%%

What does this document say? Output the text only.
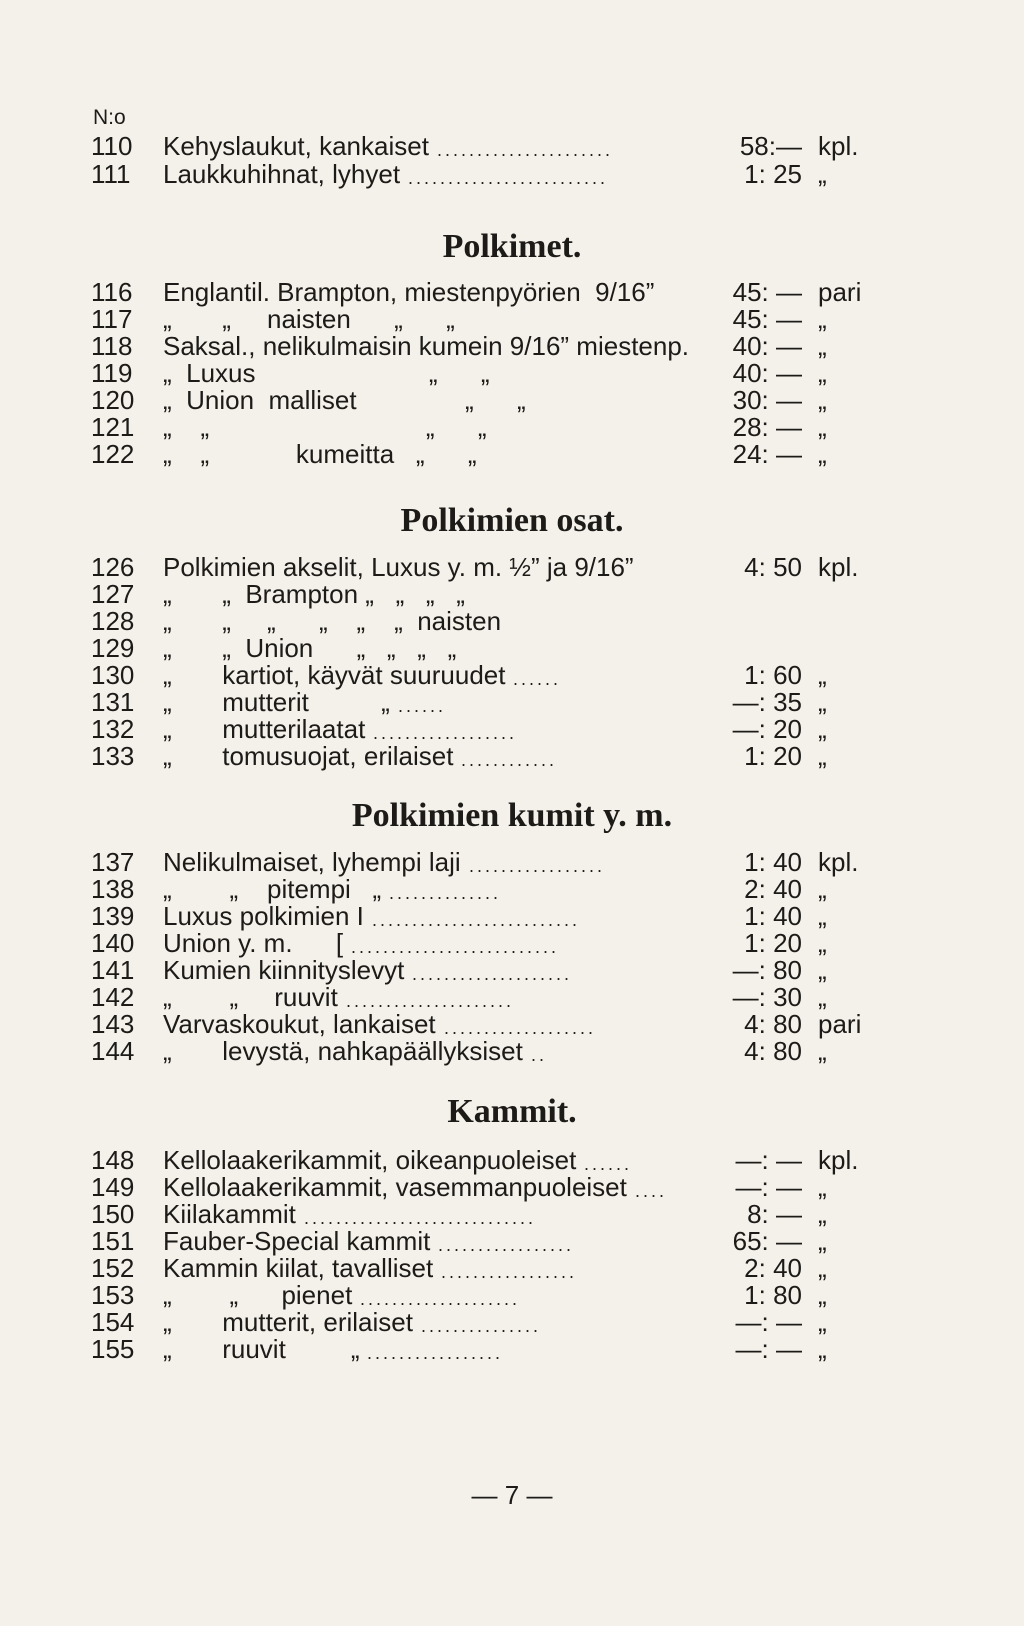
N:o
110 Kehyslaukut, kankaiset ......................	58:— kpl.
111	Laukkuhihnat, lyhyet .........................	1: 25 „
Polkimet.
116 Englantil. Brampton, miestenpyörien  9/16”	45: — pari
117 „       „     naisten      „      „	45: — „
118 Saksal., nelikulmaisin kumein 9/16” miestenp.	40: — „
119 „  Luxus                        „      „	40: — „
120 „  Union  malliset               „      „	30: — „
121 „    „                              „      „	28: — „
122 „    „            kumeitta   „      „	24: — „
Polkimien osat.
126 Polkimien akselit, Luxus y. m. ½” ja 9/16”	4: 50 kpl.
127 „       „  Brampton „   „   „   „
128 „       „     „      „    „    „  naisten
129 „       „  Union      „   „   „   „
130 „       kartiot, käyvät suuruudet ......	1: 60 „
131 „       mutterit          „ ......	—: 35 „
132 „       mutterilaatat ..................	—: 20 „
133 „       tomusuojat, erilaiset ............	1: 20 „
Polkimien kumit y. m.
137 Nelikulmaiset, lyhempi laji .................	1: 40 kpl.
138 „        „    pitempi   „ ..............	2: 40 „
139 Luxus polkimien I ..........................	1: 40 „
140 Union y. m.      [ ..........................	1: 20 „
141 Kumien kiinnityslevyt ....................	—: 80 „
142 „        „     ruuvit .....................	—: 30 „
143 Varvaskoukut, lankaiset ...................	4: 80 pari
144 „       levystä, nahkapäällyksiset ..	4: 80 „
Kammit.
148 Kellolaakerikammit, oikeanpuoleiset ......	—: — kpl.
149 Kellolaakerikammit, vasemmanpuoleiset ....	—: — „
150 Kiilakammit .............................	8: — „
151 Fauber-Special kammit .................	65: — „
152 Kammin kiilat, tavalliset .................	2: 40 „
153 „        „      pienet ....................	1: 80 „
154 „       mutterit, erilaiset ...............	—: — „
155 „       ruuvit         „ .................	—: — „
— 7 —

%%

> **JOB**
From the entries above, copy every line where the word "Brampton" shows up.

> **FULL SOLUTION**
116 Englantil. Brampton, miestenpyörien  9/16”	45: — pari
127 „       „  Brampton „   „   „   „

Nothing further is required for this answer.